- [Direction]: Copy each line that contains the string "JSON".

- [Data extract]:

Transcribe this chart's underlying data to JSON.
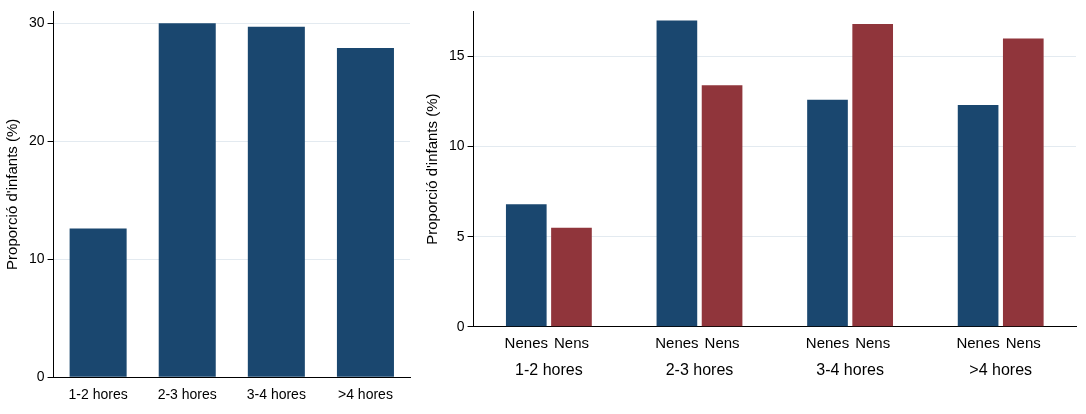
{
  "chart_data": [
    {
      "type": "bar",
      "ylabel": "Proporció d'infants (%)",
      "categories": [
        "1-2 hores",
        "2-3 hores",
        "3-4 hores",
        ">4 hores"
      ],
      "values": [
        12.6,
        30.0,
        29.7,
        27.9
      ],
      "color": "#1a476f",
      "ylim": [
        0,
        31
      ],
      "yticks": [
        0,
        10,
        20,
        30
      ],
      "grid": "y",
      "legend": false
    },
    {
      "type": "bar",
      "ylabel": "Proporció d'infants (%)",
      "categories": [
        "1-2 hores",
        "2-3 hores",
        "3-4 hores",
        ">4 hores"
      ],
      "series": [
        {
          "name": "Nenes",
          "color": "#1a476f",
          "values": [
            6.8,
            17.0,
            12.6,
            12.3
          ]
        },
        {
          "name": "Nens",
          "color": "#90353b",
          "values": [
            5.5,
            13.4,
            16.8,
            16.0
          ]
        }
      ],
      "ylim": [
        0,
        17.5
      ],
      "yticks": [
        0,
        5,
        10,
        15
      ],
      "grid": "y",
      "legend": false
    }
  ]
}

* * *

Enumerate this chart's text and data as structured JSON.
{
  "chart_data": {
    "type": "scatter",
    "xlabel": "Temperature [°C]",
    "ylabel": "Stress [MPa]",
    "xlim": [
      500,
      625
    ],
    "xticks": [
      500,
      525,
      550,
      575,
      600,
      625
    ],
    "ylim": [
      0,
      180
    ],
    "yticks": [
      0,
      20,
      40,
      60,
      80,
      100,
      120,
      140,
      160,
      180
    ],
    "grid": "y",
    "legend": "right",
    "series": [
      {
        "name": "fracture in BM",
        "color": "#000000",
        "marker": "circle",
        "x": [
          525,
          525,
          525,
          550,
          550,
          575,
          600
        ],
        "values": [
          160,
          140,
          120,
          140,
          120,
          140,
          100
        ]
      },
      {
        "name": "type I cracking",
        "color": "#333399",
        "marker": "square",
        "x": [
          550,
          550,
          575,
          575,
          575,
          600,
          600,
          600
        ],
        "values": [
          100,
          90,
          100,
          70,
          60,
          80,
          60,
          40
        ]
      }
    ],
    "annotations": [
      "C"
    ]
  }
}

...

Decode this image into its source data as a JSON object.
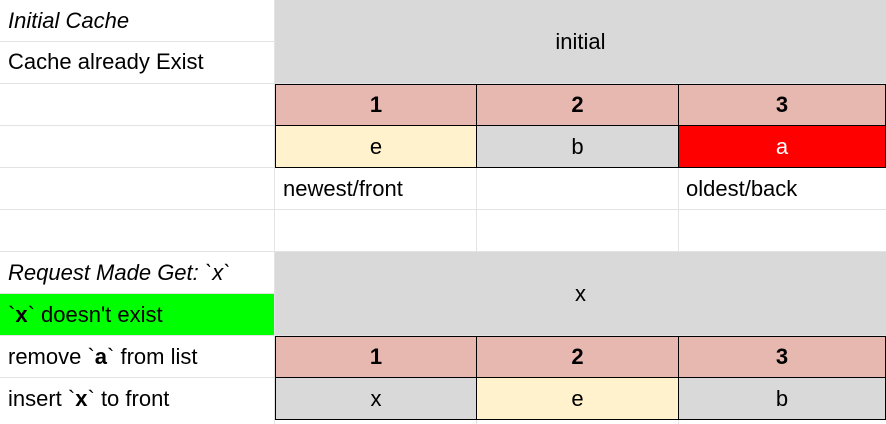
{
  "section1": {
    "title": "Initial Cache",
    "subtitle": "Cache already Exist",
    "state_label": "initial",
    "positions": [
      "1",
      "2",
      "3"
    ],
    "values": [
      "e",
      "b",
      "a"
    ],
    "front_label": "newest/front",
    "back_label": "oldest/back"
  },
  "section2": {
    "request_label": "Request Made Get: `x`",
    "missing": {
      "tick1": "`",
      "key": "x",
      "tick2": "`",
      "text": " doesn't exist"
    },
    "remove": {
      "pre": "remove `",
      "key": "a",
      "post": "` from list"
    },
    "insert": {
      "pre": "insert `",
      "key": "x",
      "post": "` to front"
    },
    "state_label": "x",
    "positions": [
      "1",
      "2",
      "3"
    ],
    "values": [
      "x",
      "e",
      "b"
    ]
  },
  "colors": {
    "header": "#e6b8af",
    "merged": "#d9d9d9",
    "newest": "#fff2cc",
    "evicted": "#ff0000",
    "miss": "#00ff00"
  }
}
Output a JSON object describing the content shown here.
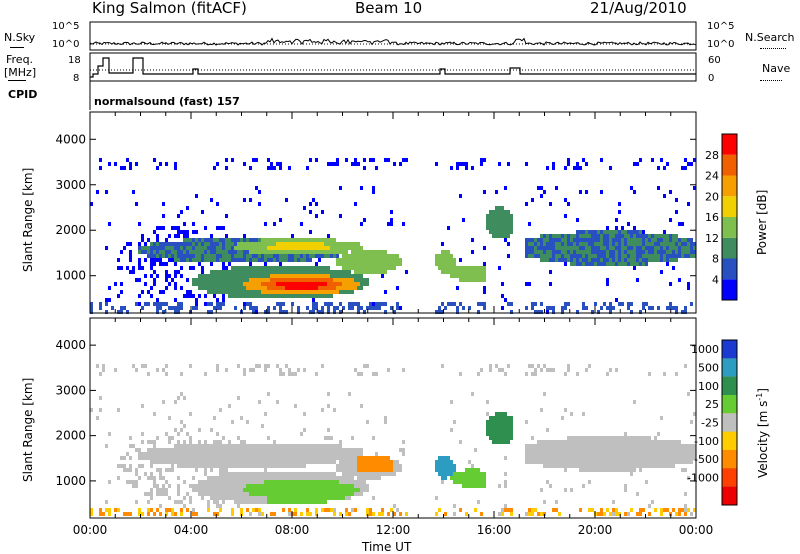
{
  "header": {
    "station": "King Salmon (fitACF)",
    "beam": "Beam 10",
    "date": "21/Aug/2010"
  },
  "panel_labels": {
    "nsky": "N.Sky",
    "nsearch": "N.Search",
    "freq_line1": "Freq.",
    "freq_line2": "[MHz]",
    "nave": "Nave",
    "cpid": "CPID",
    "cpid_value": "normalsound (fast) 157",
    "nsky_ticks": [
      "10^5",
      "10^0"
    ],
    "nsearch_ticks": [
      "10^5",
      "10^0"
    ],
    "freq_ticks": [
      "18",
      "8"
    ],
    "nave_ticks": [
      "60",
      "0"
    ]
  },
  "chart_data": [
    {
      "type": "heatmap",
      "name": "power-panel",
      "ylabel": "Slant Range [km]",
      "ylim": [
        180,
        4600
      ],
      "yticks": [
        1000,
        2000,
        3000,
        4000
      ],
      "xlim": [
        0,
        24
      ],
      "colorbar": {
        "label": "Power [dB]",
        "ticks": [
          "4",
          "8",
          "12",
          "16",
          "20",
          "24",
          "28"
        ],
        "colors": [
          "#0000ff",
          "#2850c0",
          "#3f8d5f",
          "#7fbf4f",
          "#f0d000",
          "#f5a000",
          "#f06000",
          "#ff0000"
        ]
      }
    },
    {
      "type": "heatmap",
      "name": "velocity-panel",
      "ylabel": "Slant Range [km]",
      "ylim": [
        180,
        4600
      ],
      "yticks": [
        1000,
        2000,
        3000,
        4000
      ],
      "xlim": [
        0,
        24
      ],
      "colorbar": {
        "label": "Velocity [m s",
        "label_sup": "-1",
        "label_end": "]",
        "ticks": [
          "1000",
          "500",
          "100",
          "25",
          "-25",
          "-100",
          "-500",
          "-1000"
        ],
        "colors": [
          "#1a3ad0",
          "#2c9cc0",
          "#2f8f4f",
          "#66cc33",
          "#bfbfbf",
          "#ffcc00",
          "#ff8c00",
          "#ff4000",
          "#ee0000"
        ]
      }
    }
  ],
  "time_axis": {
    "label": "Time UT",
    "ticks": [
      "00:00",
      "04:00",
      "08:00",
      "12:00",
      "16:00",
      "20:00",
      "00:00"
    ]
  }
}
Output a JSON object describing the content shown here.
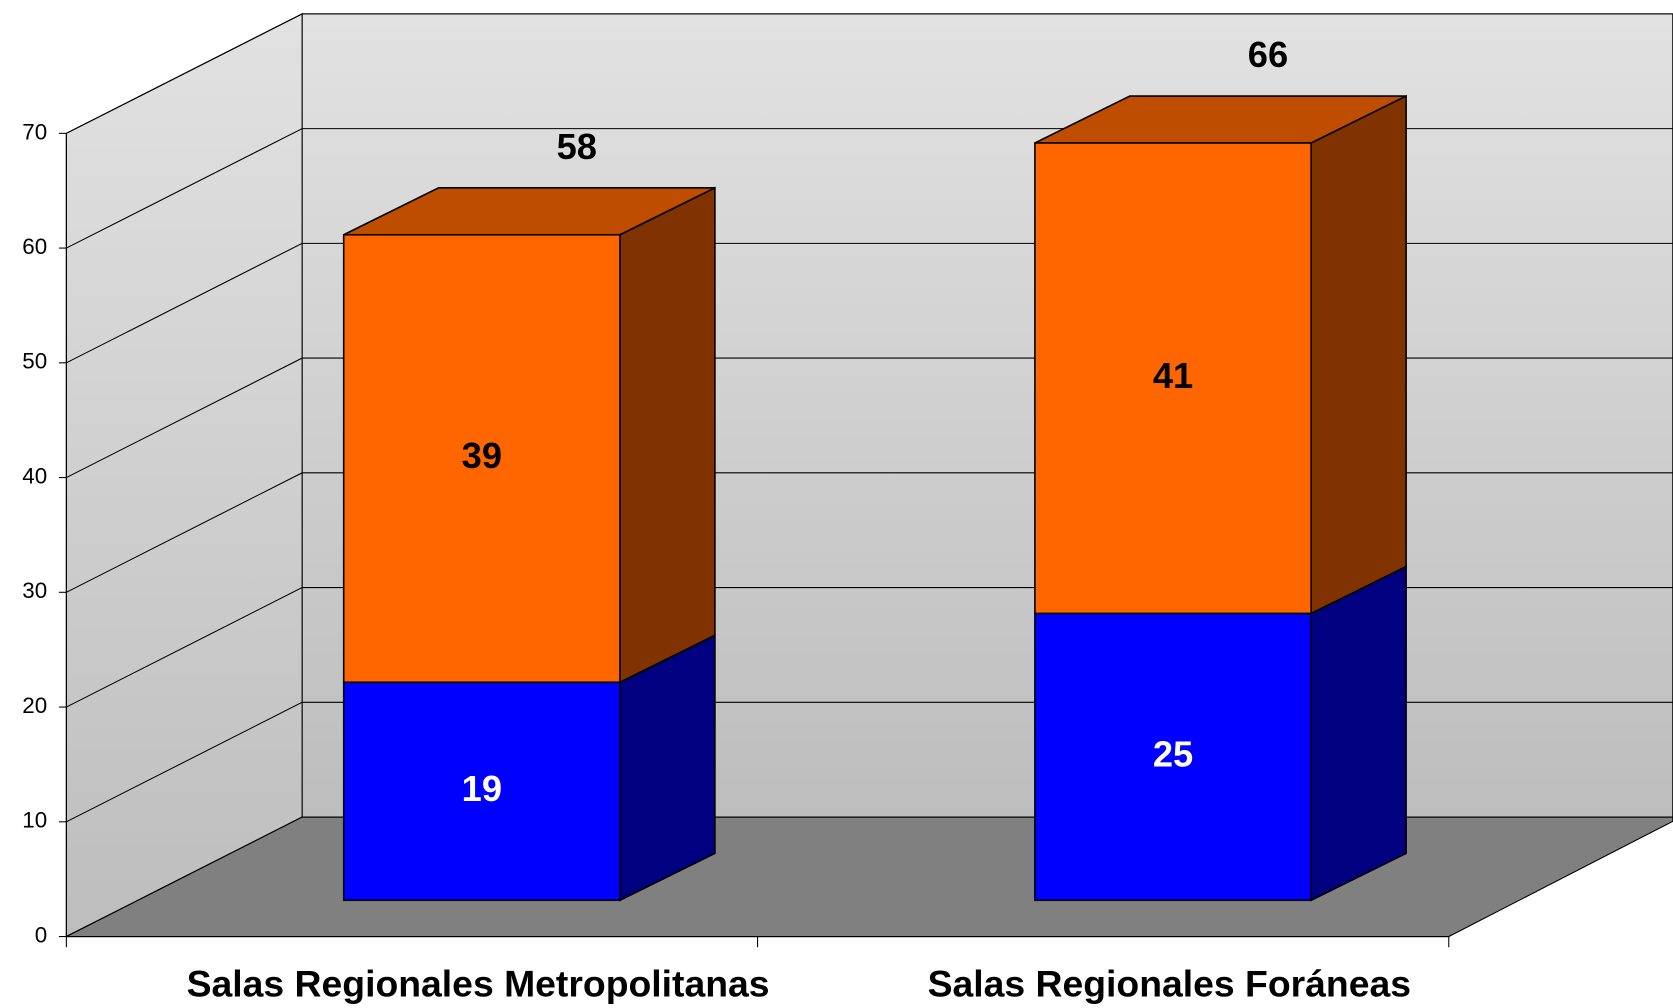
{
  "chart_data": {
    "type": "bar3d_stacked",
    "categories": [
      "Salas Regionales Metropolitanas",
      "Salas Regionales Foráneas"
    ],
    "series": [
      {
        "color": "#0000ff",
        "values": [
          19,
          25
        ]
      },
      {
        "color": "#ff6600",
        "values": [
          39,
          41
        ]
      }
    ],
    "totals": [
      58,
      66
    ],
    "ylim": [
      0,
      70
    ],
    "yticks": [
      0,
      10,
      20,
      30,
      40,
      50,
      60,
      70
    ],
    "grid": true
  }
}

- [Output of the task]:
Transcribe this chart's underlying data to JSON.
Enumerate this chart's text and data as structured JSON.
Decode this image into its source data as a JSON object.
Output a JSON object describing the content shown here.
Output a JSON object describing the content shown here.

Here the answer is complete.